**Information given:**
::::::::::
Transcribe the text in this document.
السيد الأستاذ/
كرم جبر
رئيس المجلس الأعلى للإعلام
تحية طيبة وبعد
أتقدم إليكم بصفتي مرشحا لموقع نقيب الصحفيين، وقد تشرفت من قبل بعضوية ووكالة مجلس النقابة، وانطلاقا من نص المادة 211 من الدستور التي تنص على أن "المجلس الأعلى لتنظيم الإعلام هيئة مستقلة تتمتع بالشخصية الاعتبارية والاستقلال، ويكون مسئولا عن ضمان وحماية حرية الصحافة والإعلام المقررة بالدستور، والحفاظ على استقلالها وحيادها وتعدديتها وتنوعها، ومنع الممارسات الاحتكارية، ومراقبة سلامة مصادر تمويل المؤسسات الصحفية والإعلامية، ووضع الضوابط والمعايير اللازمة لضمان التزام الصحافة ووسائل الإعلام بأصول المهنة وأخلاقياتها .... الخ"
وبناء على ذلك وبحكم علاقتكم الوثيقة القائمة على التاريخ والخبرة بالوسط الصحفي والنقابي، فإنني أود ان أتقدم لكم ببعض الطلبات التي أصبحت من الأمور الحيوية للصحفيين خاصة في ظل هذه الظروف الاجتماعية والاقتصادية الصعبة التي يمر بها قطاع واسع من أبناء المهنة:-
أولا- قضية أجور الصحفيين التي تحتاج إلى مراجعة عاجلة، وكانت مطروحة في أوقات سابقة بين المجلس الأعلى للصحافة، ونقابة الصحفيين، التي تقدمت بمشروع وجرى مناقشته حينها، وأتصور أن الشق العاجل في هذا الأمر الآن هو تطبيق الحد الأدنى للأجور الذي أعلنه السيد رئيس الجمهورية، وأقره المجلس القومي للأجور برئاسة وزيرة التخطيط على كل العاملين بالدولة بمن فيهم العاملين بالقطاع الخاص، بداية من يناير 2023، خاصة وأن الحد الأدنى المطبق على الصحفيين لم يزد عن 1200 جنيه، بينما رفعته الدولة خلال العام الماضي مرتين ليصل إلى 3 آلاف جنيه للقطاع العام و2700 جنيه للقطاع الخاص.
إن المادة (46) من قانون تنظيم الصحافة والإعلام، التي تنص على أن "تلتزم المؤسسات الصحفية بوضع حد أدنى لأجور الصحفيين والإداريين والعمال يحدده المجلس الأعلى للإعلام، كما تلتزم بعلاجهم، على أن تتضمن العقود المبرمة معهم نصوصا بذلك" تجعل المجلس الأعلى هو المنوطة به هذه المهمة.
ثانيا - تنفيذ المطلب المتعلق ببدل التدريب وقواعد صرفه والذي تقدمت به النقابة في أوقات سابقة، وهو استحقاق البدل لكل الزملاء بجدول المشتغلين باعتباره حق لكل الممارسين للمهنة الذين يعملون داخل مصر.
::::::::::
**Exercise prompt:**
Each entry above is to be set down again in exactly the same words.

**In response:**
Transcribe the text in this document.
السيد الأستاذ/
كرم جبر
رئيس المجلس الأعلى للإعلام
تحية طيبة وبعد
أتقدم إليكم بصفتي مرشحا لموقع نقيب الصحفيين، وقد تشرفت من قبل بعضوية ووكالة مجلس النقابة، وانطلاقا من نص المادة 211 من الدستور التي تنص على أن "المجلس الأعلى لتنظيم الإعلام هيئة مستقلة تتمتع بالشخصية الاعتبارية والاستقلال، ويكون مسئولا عن ضمان وحماية حرية الصحافة والإعلام المقررة بالدستور، والحفاظ على استقلالها وحيادها وتعدديتها وتنوعها، ومنع الممارسات الاحتكارية، ومراقبة سلامة مصادر تمويل المؤسسات الصحفية والإعلامية، ووضع الضوابط والمعايير اللازمة لضمان التزام الصحافة ووسائل الإعلام بأصول المهنة وأخلاقياتها .... الخ"
وبناء على ذلك وبحكم علاقتكم الوثيقة القائمة على التاريخ والخبرة بالوسط الصحفي والنقابي، فإنني أود ان أتقدم لكم ببعض الطلبات التي أصبحت من الأمور الحيوية للصحفيين خاصة في ظل هذه الظروف الاجتماعية والاقتصادية الصعبة التي يمر بها قطاع واسع من أبناء المهنة:-
أولا- قضية أجور الصحفيين التي تحتاج إلى مراجعة عاجلة، وكانت مطروحة في أوقات سابقة بين المجلس الأعلى للصحافة، ونقابة الصحفيين، التي تقدمت بمشروع وجرى مناقشته حينها، وأتصور أن الشق العاجل في هذا الأمر الآن هو تطبيق الحد الأدنى للأجور الذي أعلنه السيد رئيس الجمهورية، وأقره المجلس القومي للأجور برئاسة وزيرة التخطيط على كل العاملين بالدولة بمن فيهم العاملين بالقطاع الخاص، بداية من يناير 2023، خاصة وأن الحد الأدنى المطبق على الصحفيين لم يزد عن 1200 جنيه، بينما رفعته الدولة خلال العام الماضي مرتين ليصل إلى 3 آلاف جنيه للقطاع العام و2700 جنيه للقطاع الخاص.
إن المادة (46) من قانون تنظيم الصحافة والإعلام، التي تنص على أن "تلتزم المؤسسات الصحفية بوضع حد أدنى لأجور الصحفيين والإداريين والعمال يحدده المجلس الأعلى للإعلام، كما تلتزم بعلاجهم، على أن تتضمن العقود المبرمة معهم نصوصا بذلك" تجعل المجلس الأعلى هو المنوطة به هذه المهمة.
ثانيا - تنفيذ المطلب المتعلق ببدل التدريب وقواعد صرفه والذي تقدمت به النقابة في أوقات سابقة، وهو استحقاق البدل لكل الزملاء بجدول المشتغلين باعتباره حق لكل الممارسين للمهنة الذين يعملون داخل مصر.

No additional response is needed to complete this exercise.